THE REQUEST: Collect all lines from the listing that include the string "Ortopedisk".

Data entries for graphics
____

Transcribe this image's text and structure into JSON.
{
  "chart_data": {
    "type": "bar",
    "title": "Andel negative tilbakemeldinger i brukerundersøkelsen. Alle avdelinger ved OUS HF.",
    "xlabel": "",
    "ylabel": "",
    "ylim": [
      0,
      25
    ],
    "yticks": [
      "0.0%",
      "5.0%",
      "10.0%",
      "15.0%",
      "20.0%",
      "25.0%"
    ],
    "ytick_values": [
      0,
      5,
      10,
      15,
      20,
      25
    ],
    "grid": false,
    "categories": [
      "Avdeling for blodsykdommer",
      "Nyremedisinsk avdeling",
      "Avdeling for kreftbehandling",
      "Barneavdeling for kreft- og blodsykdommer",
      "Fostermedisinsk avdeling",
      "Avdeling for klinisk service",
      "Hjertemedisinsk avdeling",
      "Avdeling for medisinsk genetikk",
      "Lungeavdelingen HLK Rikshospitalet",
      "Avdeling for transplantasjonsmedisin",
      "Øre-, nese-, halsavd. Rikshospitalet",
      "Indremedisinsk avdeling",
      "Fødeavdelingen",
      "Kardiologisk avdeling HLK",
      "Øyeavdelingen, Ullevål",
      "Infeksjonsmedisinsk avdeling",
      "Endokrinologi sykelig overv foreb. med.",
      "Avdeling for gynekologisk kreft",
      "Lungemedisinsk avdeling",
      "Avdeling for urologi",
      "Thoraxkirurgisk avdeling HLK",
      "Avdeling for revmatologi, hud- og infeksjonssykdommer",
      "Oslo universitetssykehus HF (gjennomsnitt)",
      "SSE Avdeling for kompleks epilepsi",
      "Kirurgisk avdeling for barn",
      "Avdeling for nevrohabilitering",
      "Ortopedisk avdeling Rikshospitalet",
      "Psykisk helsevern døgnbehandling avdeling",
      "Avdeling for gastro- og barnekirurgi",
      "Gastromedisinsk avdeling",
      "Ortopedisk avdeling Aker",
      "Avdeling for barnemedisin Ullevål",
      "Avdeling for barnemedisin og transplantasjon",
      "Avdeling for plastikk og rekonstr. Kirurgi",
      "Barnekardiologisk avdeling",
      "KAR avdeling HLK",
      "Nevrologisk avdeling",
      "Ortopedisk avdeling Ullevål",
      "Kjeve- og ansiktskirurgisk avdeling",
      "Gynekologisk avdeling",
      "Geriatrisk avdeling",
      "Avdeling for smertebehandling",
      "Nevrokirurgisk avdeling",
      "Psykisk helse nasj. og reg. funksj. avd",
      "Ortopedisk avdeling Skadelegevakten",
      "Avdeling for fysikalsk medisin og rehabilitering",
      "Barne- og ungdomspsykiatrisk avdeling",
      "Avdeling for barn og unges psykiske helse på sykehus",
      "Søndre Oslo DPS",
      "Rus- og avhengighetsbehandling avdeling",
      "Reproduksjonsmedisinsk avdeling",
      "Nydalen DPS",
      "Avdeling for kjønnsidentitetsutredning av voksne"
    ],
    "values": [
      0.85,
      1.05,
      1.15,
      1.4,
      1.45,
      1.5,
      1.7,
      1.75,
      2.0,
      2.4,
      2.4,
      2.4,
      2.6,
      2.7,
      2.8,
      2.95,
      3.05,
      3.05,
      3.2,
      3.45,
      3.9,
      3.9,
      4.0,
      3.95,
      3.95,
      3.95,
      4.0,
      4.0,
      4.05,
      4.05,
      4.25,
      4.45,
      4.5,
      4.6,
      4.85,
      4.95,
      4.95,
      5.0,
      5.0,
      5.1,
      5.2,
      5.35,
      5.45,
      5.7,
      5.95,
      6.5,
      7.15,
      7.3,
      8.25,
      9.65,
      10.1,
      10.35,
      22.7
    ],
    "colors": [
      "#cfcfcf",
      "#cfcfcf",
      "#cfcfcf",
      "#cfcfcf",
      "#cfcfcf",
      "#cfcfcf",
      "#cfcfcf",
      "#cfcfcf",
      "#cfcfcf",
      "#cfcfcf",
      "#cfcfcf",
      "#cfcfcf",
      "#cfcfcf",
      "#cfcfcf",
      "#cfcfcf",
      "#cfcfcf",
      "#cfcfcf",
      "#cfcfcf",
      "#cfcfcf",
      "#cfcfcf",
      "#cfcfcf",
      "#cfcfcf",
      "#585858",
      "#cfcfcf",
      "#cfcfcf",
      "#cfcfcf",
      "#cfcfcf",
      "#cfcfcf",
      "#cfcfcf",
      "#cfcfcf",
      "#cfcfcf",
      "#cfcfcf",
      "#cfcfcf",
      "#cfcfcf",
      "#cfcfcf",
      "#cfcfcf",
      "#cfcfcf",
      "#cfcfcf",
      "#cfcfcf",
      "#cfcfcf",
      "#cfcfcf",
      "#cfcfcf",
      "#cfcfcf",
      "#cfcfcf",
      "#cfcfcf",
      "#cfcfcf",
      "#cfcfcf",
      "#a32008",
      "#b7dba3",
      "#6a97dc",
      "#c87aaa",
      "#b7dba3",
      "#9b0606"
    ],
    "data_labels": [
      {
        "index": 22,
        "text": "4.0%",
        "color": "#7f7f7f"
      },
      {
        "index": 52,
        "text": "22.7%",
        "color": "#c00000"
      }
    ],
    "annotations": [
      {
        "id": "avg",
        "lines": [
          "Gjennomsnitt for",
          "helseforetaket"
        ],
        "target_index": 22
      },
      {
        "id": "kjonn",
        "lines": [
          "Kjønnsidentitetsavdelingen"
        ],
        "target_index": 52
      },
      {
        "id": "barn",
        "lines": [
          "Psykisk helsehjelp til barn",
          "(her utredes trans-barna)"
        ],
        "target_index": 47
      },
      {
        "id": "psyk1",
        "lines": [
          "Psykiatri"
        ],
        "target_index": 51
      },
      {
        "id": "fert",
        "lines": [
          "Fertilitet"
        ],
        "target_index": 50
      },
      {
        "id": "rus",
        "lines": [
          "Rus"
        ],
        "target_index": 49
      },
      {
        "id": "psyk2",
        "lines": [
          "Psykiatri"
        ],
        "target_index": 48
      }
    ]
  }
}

____

OUTPUT:
      "Ortopedisk avdeling Rikshospitalet",
      "Ortopedisk avdeling Aker",
      "Ortopedisk avdeling Ullevål",
      "Ortopedisk avdeling Skadelegevakten",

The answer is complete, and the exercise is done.